◆ **Work required**
Write every line out verbatim and omit the pictures.

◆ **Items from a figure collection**
start

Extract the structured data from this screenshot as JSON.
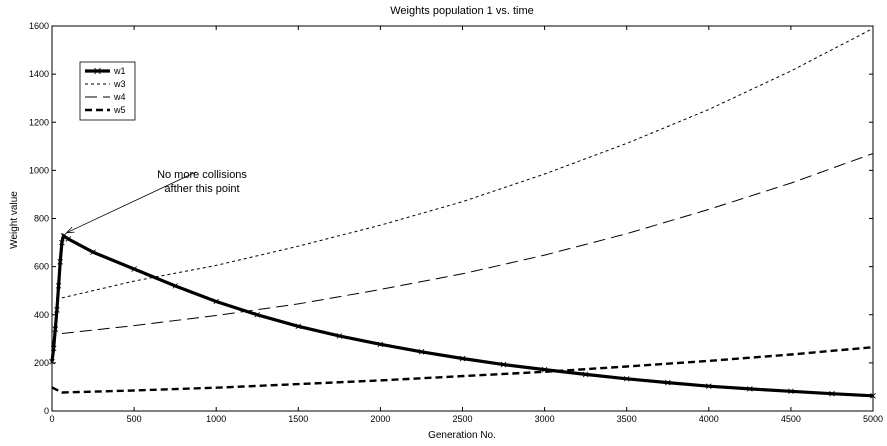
{
  "chart_data": {
    "type": "line",
    "title": "Weights population 1 vs. time",
    "xlabel": "Generation No.",
    "ylabel": "Weight value",
    "xlim": [
      0,
      5000
    ],
    "ylim": [
      0,
      1600
    ],
    "xticks": [
      0,
      500,
      1000,
      1500,
      2000,
      2500,
      3000,
      3500,
      4000,
      4500,
      5000
    ],
    "yticks": [
      0,
      200,
      400,
      600,
      800,
      1000,
      1200,
      1400,
      1600
    ],
    "grid": false,
    "legend_position": "top-left",
    "series": [
      {
        "name": "w1",
        "style": "solid-x-markers",
        "points": [
          [
            0,
            205
          ],
          [
            10,
            260
          ],
          [
            20,
            340
          ],
          [
            30,
            420
          ],
          [
            40,
            520
          ],
          [
            50,
            620
          ],
          [
            60,
            700
          ],
          [
            70,
            728
          ],
          [
            100,
            715
          ],
          [
            250,
            660
          ],
          [
            500,
            590
          ],
          [
            750,
            520
          ],
          [
            1000,
            455
          ],
          [
            1250,
            400
          ],
          [
            1500,
            352
          ],
          [
            1750,
            312
          ],
          [
            2000,
            277
          ],
          [
            2250,
            246
          ],
          [
            2500,
            218
          ],
          [
            2750,
            193
          ],
          [
            3000,
            172
          ],
          [
            3250,
            152
          ],
          [
            3500,
            134
          ],
          [
            3750,
            118
          ],
          [
            4000,
            103
          ],
          [
            4250,
            92
          ],
          [
            4500,
            82
          ],
          [
            4750,
            72
          ],
          [
            5000,
            63
          ]
        ]
      },
      {
        "name": "w3",
        "style": "short-dash",
        "points": [
          [
            60,
            470
          ],
          [
            500,
            540
          ],
          [
            1000,
            605
          ],
          [
            1500,
            685
          ],
          [
            2000,
            772
          ],
          [
            2500,
            870
          ],
          [
            3000,
            985
          ],
          [
            3500,
            1112
          ],
          [
            4000,
            1253
          ],
          [
            4500,
            1413
          ],
          [
            5000,
            1590
          ]
        ]
      },
      {
        "name": "w4",
        "style": "long-dash",
        "points": [
          [
            60,
            322
          ],
          [
            500,
            355
          ],
          [
            1000,
            397
          ],
          [
            1500,
            445
          ],
          [
            2000,
            505
          ],
          [
            2500,
            570
          ],
          [
            3000,
            648
          ],
          [
            3500,
            737
          ],
          [
            4000,
            838
          ],
          [
            4500,
            947
          ],
          [
            5000,
            1070
          ]
        ]
      },
      {
        "name": "w5",
        "style": "thick-dash",
        "points": [
          [
            0,
            98
          ],
          [
            60,
            77
          ],
          [
            500,
            85
          ],
          [
            1000,
            97
          ],
          [
            1500,
            112
          ],
          [
            2000,
            127
          ],
          [
            2500,
            145
          ],
          [
            3000,
            163
          ],
          [
            3500,
            185
          ],
          [
            4000,
            208
          ],
          [
            4500,
            235
          ],
          [
            5000,
            265
          ]
        ]
      }
    ],
    "annotation": {
      "lines": [
        "No more collisions",
        "afther this point"
      ],
      "target": [
        70,
        728
      ]
    }
  }
}
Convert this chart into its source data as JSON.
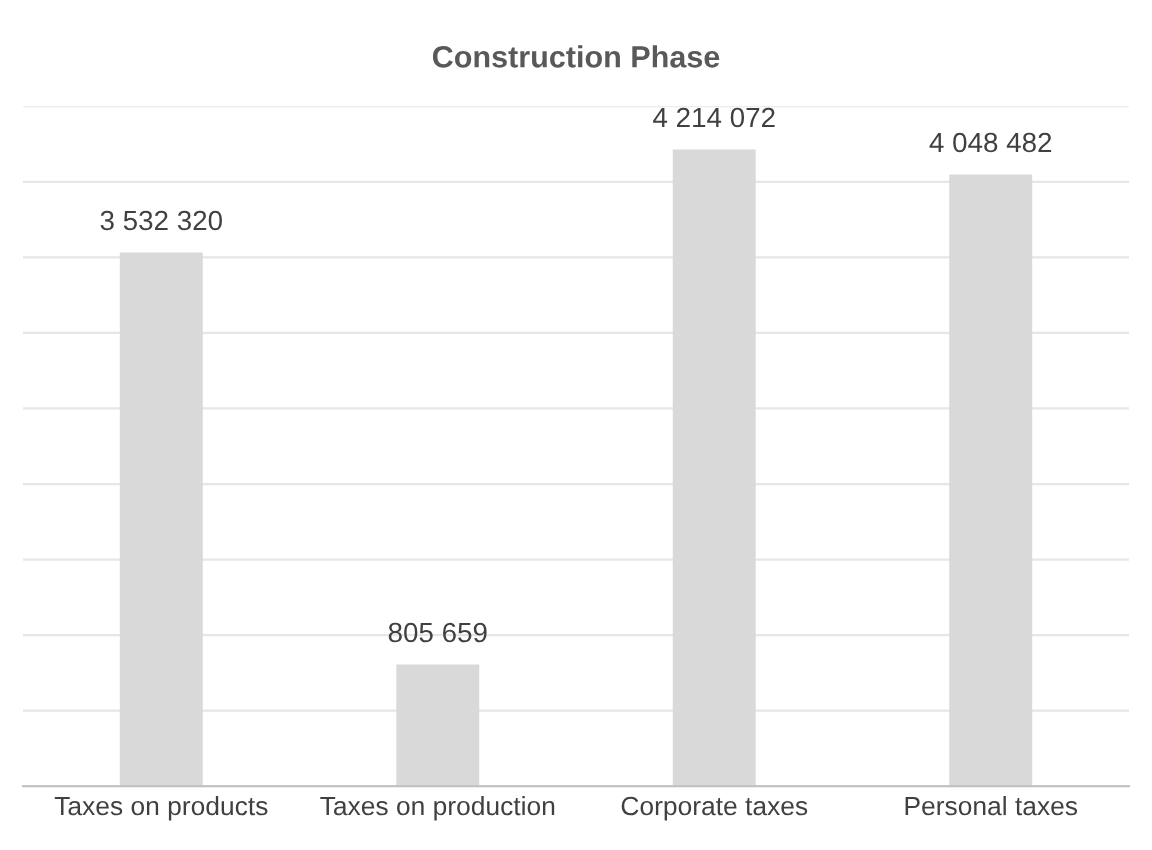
{
  "chart_data": {
    "type": "bar",
    "title": "Construction Phase",
    "categories": [
      "Taxes on products",
      "Taxes on production",
      "Corporate taxes",
      "Personal taxes"
    ],
    "values": [
      3532320,
      805659,
      4214072,
      4048482
    ],
    "value_labels": [
      "3 532 320",
      "805 659",
      "4 214 072",
      "4 048 482"
    ],
    "color": "#d9d9d9",
    "ylim": [
      0,
      4500000
    ],
    "yticks": [
      {
        "value": 0,
        "label": null
      },
      {
        "value": 500000,
        "label": null
      },
      {
        "value": 1000000,
        "label": null
      },
      {
        "value": 1500000,
        "label": null
      },
      {
        "value": 2000000,
        "label": null
      },
      {
        "value": 2500000,
        "label": null
      },
      {
        "value": 3000000,
        "label": null
      },
      {
        "value": 3500000,
        "label": null
      },
      {
        "value": 4000000,
        "label": null
      },
      {
        "value": 4500000,
        "label": null
      }
    ],
    "grid": "y",
    "legend": false,
    "tick_labels": "x"
  }
}
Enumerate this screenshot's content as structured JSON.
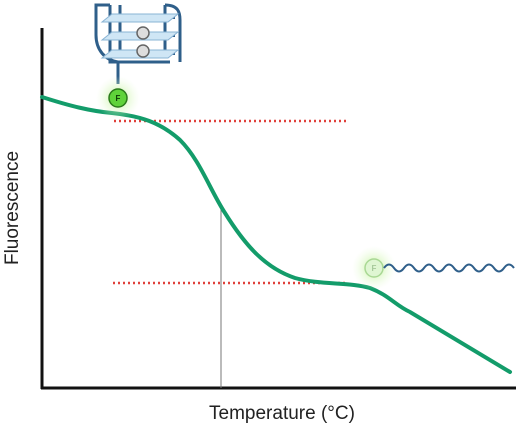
{
  "y_axis": {
    "label": "Fluorescence"
  },
  "x_axis": {
    "label": "Temperature (°C)"
  },
  "folded_fluorophore": {
    "label": "F"
  },
  "unfolded_fluorophore": {
    "label": "F"
  }
}
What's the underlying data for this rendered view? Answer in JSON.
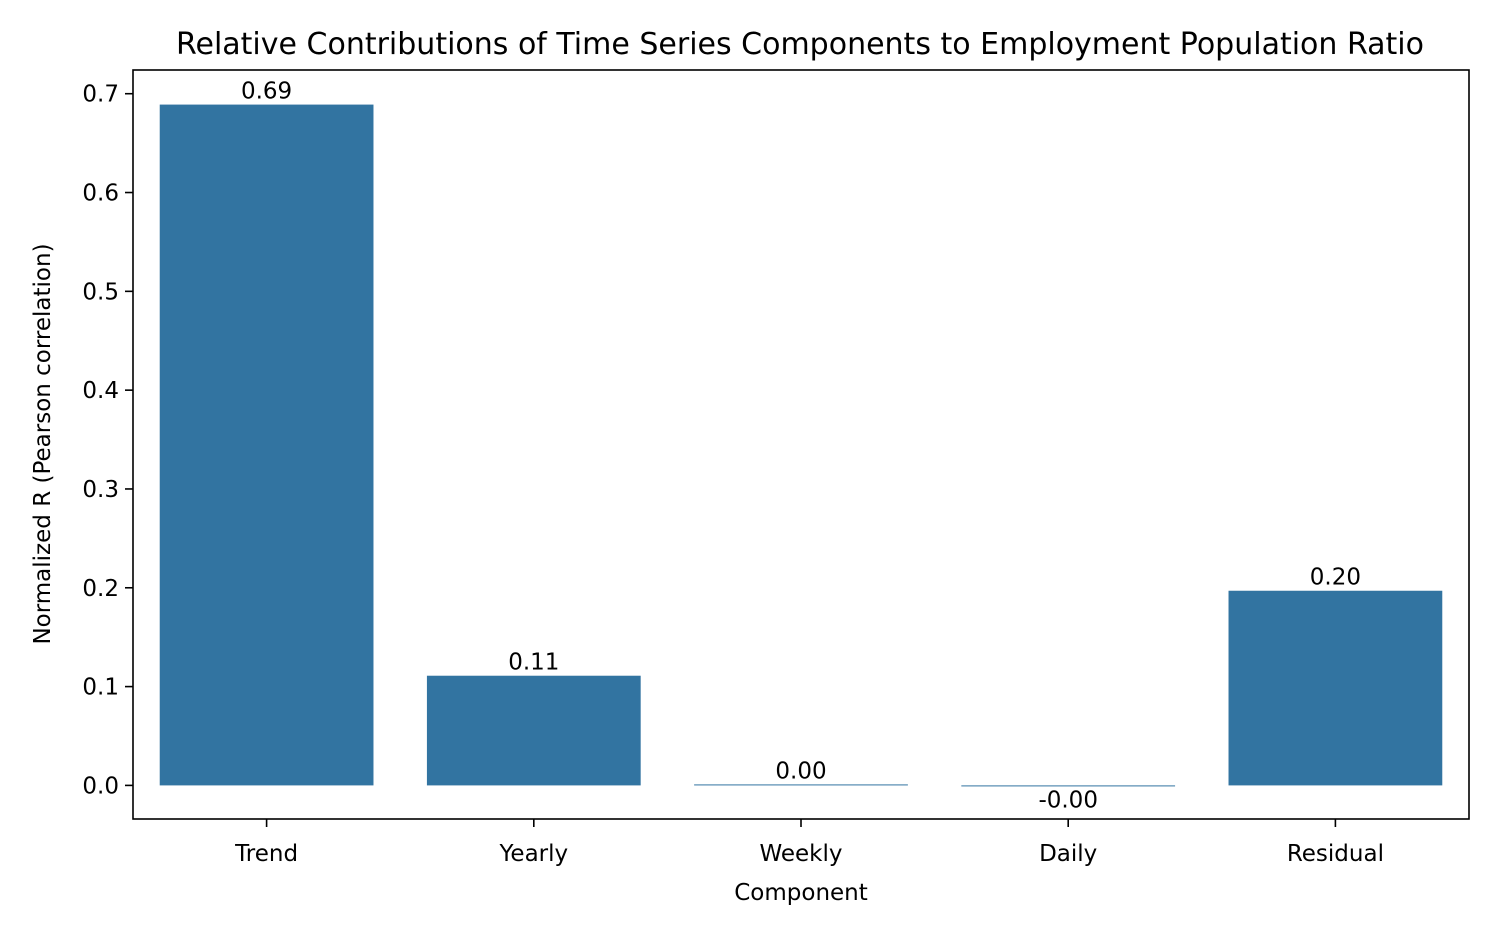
{
  "chart_data": {
    "type": "bar",
    "title": "Relative Contributions of Time Series Components to Employment Population Ratio",
    "xlabel": "Component",
    "ylabel": "Normalized R (Pearson correlation)",
    "categories": [
      "Trend",
      "Yearly",
      "Weekly",
      "Daily",
      "Residual"
    ],
    "values": [
      0.689,
      0.111,
      0.001,
      -0.0002,
      0.197
    ],
    "data_labels": [
      "0.69",
      "0.11",
      "0.00",
      "-0.00",
      "0.20"
    ],
    "yticks": [
      0.0,
      0.1,
      0.2,
      0.3,
      0.4,
      0.5,
      0.6,
      0.7
    ],
    "ytick_labels": [
      "0.0",
      "0.1",
      "0.2",
      "0.3",
      "0.4",
      "0.5",
      "0.6",
      "0.7"
    ],
    "ylim": [
      -0.034,
      0.724
    ],
    "grid": false,
    "legend": "none",
    "bar_color": "#3274a1"
  }
}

end

◆ **Answer in full**
Extract the structured data from this screenshot as JSON.
{
  "chart_data": {
    "type": "line",
    "title": "Weights population 1 vs. time",
    "xlabel": "Generation No.",
    "ylabel": "Weight value",
    "xlim": [
      0,
      5000
    ],
    "ylim": [
      0,
      1600
    ],
    "xticks": [
      0,
      500,
      1000,
      1500,
      2000,
      2500,
      3000,
      3500,
      4000,
      4500,
      5000
    ],
    "yticks": [
      0,
      200,
      400,
      600,
      800,
      1000,
      1200,
      1400,
      1600
    ],
    "grid": false,
    "legend_position": "top-left",
    "series": [
      {
        "name": "w1",
        "style": "solid-x-markers",
        "points": [
          [
            0,
            205
          ],
          [
            10,
            260
          ],
          [
            20,
            340
          ],
          [
            30,
            420
          ],
          [
            40,
            520
          ],
          [
            50,
            620
          ],
          [
            60,
            700
          ],
          [
            70,
            728
          ],
          [
            100,
            715
          ],
          [
            250,
            660
          ],
          [
            500,
            590
          ],
          [
            750,
            520
          ],
          [
            1000,
            455
          ],
          [
            1250,
            400
          ],
          [
            1500,
            352
          ],
          [
            1750,
            312
          ],
          [
            2000,
            277
          ],
          [
            2250,
            246
          ],
          [
            2500,
            218
          ],
          [
            2750,
            193
          ],
          [
            3000,
            172
          ],
          [
            3250,
            152
          ],
          [
            3500,
            134
          ],
          [
            3750,
            118
          ],
          [
            4000,
            103
          ],
          [
            4250,
            92
          ],
          [
            4500,
            82
          ],
          [
            4750,
            72
          ],
          [
            5000,
            63
          ]
        ]
      },
      {
        "name": "w3",
        "style": "short-dash",
        "points": [
          [
            60,
            470
          ],
          [
            500,
            540
          ],
          [
            1000,
            605
          ],
          [
            1500,
            685
          ],
          [
            2000,
            772
          ],
          [
            2500,
            870
          ],
          [
            3000,
            985
          ],
          [
            3500,
            1112
          ],
          [
            4000,
            1253
          ],
          [
            4500,
            1413
          ],
          [
            5000,
            1590
          ]
        ]
      },
      {
        "name": "w4",
        "style": "long-dash",
        "points": [
          [
            60,
            322
          ],
          [
            500,
            355
          ],
          [
            1000,
            397
          ],
          [
            1500,
            445
          ],
          [
            2000,
            505
          ],
          [
            2500,
            570
          ],
          [
            3000,
            648
          ],
          [
            3500,
            737
          ],
          [
            4000,
            838
          ],
          [
            4500,
            947
          ],
          [
            5000,
            1070
          ]
        ]
      },
      {
        "name": "w5",
        "style": "thick-dash",
        "points": [
          [
            0,
            98
          ],
          [
            60,
            77
          ],
          [
            500,
            85
          ],
          [
            1000,
            97
          ],
          [
            1500,
            112
          ],
          [
            2000,
            127
          ],
          [
            2500,
            145
          ],
          [
            3000,
            163
          ],
          [
            3500,
            185
          ],
          [
            4000,
            208
          ],
          [
            4500,
            235
          ],
          [
            5000,
            265
          ]
        ]
      }
    ],
    "annotation": {
      "lines": [
        "No more collisions",
        "afther this point"
      ],
      "target": [
        70,
        728
      ]
    }
  }
}
Convert this chart into its source data as JSON.
{
  "chart_data": {
    "type": "bar",
    "title": "Construction Phase",
    "categories": [
      "Taxes on products",
      "Taxes on production",
      "Corporate taxes",
      "Personal taxes"
    ],
    "values": [
      3532320,
      805659,
      4214072,
      4048482
    ],
    "value_labels": [
      "3 532 320",
      "805 659",
      "4 214 072",
      "4 048 482"
    ],
    "color": "#d9d9d9",
    "ylim": [
      0,
      4500000
    ],
    "yticks": [
      {
        "value": 0,
        "label": null
      },
      {
        "value": 500000,
        "label": null
      },
      {
        "value": 1000000,
        "label": null
      },
      {
        "value": 1500000,
        "label": null
      },
      {
        "value": 2000000,
        "label": null
      },
      {
        "value": 2500000,
        "label": null
      },
      {
        "value": 3000000,
        "label": null
      },
      {
        "value": 3500000,
        "label": null
      },
      {
        "value": 4000000,
        "label": null
      },
      {
        "value": 4500000,
        "label": null
      }
    ],
    "grid": "y",
    "legend": false,
    "tick_labels": "x"
  }
}
Enumerate this screenshot's content as structured JSON.
{
  "y_axis": {
    "label": "Fluorescence"
  },
  "x_axis": {
    "label": "Temperature (°C)"
  },
  "folded_fluorophore": {
    "label": "F"
  },
  "unfolded_fluorophore": {
    "label": "F"
  }
}
What's the underlying data for this rendered view? Answer in JSON.
{
  "chart_data": {
    "type": "bar",
    "title": "Relative Contributions of Time Series Components to Employment Population Ratio",
    "xlabel": "Component",
    "ylabel": "Normalized R (Pearson correlation)",
    "categories": [
      "Trend",
      "Yearly",
      "Weekly",
      "Daily",
      "Residual"
    ],
    "values": [
      0.689,
      0.111,
      0.001,
      -0.0002,
      0.197
    ],
    "data_labels": [
      "0.69",
      "0.11",
      "0.00",
      "-0.00",
      "0.20"
    ],
    "yticks": [
      0.0,
      0.1,
      0.2,
      0.3,
      0.4,
      0.5,
      0.6,
      0.7
    ],
    "ytick_labels": [
      "0.0",
      "0.1",
      "0.2",
      "0.3",
      "0.4",
      "0.5",
      "0.6",
      "0.7"
    ],
    "ylim": [
      -0.034,
      0.724
    ],
    "grid": false,
    "legend": "none",
    "bar_color": "#3274a1"
  }
}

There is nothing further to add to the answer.